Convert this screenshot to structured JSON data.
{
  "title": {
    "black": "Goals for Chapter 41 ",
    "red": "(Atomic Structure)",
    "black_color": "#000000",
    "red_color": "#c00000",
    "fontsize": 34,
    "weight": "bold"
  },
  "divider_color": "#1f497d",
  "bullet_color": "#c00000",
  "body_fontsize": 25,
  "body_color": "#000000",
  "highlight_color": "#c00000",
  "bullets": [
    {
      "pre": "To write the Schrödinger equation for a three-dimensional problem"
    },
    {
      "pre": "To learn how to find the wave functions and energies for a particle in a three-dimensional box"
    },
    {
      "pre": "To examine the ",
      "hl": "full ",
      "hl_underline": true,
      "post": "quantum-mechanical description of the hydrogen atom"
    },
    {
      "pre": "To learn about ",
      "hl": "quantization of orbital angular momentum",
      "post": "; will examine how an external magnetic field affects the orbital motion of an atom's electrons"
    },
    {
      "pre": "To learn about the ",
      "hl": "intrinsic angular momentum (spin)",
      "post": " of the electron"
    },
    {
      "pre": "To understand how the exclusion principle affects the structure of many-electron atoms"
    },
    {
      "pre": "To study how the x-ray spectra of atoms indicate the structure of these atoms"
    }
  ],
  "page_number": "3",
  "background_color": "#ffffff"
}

* * * *

▶ _REQUIRED TASK_
Repeat the entries above exactly, leaving nothing out.

▶ _THE RESULT_
Convert this screenshot to structured JSON data.
{
  "title": {
    "black": "Goals for Chapter 41 ",
    "red": "(Atomic Structure)",
    "black_color": "#000000",
    "red_color": "#c00000",
    "fontsize": 34,
    "weight": "bold"
  },
  "divider_color": "#1f497d",
  "bullet_color": "#c00000",
  "body_fontsize": 25,
  "body_color": "#000000",
  "highlight_color": "#c00000",
  "bullets": [
    {
      "pre": "To write the Schrödinger equation for a three-dimensional problem"
    },
    {
      "pre": "To learn how to find the wave functions and energies for a particle in a three-dimensional box"
    },
    {
      "pre": "To examine the ",
      "hl": "full ",
      "hl_underline": true,
      "post": "quantum-mechanical description of the hydrogen atom"
    },
    {
      "pre": "To learn about ",
      "hl": "quantization of orbital angular momentum",
      "post": "; will examine how an external magnetic field affects the orbital motion of an atom's electrons"
    },
    {
      "pre": "To learn about the ",
      "hl": "intrinsic angular momentum (spin)",
      "post": " of the electron"
    },
    {
      "pre": "To understand how the exclusion principle affects the structure of many-electron atoms"
    },
    {
      "pre": "To study how the x-ray spectra of atoms indicate the structure of these atoms"
    }
  ],
  "page_number": "3",
  "background_color": "#ffffff"
}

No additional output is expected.